* [Provided material]:

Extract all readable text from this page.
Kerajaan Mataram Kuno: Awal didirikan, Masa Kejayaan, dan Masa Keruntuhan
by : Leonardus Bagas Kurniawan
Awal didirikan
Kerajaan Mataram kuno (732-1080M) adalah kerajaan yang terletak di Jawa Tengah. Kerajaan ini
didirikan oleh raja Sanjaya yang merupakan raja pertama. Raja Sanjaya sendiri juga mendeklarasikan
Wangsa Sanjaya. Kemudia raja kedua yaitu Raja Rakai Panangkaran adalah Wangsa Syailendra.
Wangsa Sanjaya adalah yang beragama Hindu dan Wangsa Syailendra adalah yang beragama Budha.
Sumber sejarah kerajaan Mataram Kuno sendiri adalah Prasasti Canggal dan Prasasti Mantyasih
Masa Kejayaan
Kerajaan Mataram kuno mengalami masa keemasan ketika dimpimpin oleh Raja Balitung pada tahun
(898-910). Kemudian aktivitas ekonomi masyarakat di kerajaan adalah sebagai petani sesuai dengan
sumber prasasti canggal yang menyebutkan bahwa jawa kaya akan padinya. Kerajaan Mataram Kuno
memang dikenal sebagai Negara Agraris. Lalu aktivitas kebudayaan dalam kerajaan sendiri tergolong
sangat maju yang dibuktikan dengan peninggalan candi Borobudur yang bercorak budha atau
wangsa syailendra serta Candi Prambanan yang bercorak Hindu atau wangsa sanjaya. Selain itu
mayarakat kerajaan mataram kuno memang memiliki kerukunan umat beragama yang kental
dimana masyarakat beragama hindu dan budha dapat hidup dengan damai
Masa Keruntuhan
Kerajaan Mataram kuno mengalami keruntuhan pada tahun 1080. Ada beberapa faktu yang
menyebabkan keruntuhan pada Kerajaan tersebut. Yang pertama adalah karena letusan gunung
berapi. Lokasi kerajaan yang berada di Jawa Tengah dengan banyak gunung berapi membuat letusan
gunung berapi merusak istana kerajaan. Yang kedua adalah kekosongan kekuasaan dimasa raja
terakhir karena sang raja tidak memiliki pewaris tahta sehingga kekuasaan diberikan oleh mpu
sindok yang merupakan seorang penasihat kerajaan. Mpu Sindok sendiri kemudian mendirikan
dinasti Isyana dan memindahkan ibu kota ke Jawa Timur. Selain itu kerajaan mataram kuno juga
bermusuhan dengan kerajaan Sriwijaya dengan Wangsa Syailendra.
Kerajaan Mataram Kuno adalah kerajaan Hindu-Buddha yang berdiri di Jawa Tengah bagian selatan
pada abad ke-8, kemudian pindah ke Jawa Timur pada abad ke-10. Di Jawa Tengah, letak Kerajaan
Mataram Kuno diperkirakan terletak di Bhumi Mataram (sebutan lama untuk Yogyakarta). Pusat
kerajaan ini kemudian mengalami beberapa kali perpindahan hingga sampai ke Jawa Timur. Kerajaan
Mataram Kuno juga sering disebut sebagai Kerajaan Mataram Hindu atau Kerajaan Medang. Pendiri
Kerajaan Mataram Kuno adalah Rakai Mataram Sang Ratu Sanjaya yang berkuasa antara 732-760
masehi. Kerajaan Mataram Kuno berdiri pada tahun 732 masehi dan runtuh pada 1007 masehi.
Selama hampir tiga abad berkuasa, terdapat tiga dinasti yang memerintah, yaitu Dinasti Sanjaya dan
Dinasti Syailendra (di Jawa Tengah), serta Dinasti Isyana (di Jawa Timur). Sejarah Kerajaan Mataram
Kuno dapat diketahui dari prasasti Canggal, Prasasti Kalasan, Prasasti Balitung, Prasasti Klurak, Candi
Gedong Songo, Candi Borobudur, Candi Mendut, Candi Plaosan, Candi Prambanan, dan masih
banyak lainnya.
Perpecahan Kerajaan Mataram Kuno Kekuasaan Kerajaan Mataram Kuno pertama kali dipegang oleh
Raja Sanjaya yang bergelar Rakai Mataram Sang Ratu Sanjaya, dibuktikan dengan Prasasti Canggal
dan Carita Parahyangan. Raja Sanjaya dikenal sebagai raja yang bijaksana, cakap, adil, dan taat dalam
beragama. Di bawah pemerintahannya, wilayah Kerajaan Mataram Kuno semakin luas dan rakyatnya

* [Given exercise]:
Transcribe every record above exactly as it appears.

* [Written response]:
Extract all readable text from this page.
Kerajaan Mataram Kuno: Awal didirikan, Masa Kejayaan, dan Masa Keruntuhan
by : Leonardus Bagas Kurniawan
Awal didirikan
Kerajaan Mataram kuno (732-1080M) adalah kerajaan yang terletak di Jawa Tengah. Kerajaan ini
didirikan oleh raja Sanjaya yang merupakan raja pertama. Raja Sanjaya sendiri juga mendeklarasikan
Wangsa Sanjaya. Kemudia raja kedua yaitu Raja Rakai Panangkaran adalah Wangsa Syailendra.
Wangsa Sanjaya adalah yang beragama Hindu dan Wangsa Syailendra adalah yang beragama Budha.
Sumber sejarah kerajaan Mataram Kuno sendiri adalah Prasasti Canggal dan Prasasti Mantyasih
Masa Kejayaan
Kerajaan Mataram kuno mengalami masa keemasan ketika dimpimpin oleh Raja Balitung pada tahun
(898-910). Kemudian aktivitas ekonomi masyarakat di kerajaan adalah sebagai petani sesuai dengan
sumber prasasti canggal yang menyebutkan bahwa jawa kaya akan padinya. Kerajaan Mataram Kuno
memang dikenal sebagai Negara Agraris. Lalu aktivitas kebudayaan dalam kerajaan sendiri tergolong
sangat maju yang dibuktikan dengan peninggalan candi Borobudur yang bercorak budha atau
wangsa syailendra serta Candi Prambanan yang bercorak Hindu atau wangsa sanjaya. Selain itu
mayarakat kerajaan mataram kuno memang memiliki kerukunan umat beragama yang kental
dimana masyarakat beragama hindu dan budha dapat hidup dengan damai
Masa Keruntuhan
Kerajaan Mataram kuno mengalami keruntuhan pada tahun 1080. Ada beberapa faktu yang
menyebabkan keruntuhan pada Kerajaan tersebut. Yang pertama adalah karena letusan gunung
berapi. Lokasi kerajaan yang berada di Jawa Tengah dengan banyak gunung berapi membuat letusan
gunung berapi merusak istana kerajaan. Yang kedua adalah kekosongan kekuasaan dimasa raja
terakhir karena sang raja tidak memiliki pewaris tahta sehingga kekuasaan diberikan oleh mpu
sindok yang merupakan seorang penasihat kerajaan. Mpu Sindok sendiri kemudian mendirikan
dinasti Isyana dan memindahkan ibu kota ke Jawa Timur. Selain itu kerajaan mataram kuno juga
bermusuhan dengan kerajaan Sriwijaya dengan Wangsa Syailendra.
Kerajaan Mataram Kuno adalah kerajaan Hindu-Buddha yang berdiri di Jawa Tengah bagian selatan
pada abad ke-8, kemudian pindah ke Jawa Timur pada abad ke-10. Di Jawa Tengah, letak Kerajaan
Mataram Kuno diperkirakan terletak di Bhumi Mataram (sebutan lama untuk Yogyakarta). Pusat
kerajaan ini kemudian mengalami beberapa kali perpindahan hingga sampai ke Jawa Timur. Kerajaan
Mataram Kuno juga sering disebut sebagai Kerajaan Mataram Hindu atau Kerajaan Medang. Pendiri
Kerajaan Mataram Kuno adalah Rakai Mataram Sang Ratu Sanjaya yang berkuasa antara 732-760
masehi. Kerajaan Mataram Kuno berdiri pada tahun 732 masehi dan runtuh pada 1007 masehi.
Selama hampir tiga abad berkuasa, terdapat tiga dinasti yang memerintah, yaitu Dinasti Sanjaya dan
Dinasti Syailendra (di Jawa Tengah), serta Dinasti Isyana (di Jawa Timur). Sejarah Kerajaan Mataram
Kuno dapat diketahui dari prasasti Canggal, Prasasti Kalasan, Prasasti Balitung, Prasasti Klurak, Candi
Gedong Songo, Candi Borobudur, Candi Mendut, Candi Plaosan, Candi Prambanan, dan masih
banyak lainnya.
Perpecahan Kerajaan Mataram Kuno Kekuasaan Kerajaan Mataram Kuno pertama kali dipegang oleh
Raja Sanjaya yang bergelar Rakai Mataram Sang Ratu Sanjaya, dibuktikan dengan Prasasti Canggal
dan Carita Parahyangan. Raja Sanjaya dikenal sebagai raja yang bijaksana, cakap, adil, dan taat dalam
beragama. Di bawah pemerintahannya, wilayah Kerajaan Mataram Kuno semakin luas dan rakyatnya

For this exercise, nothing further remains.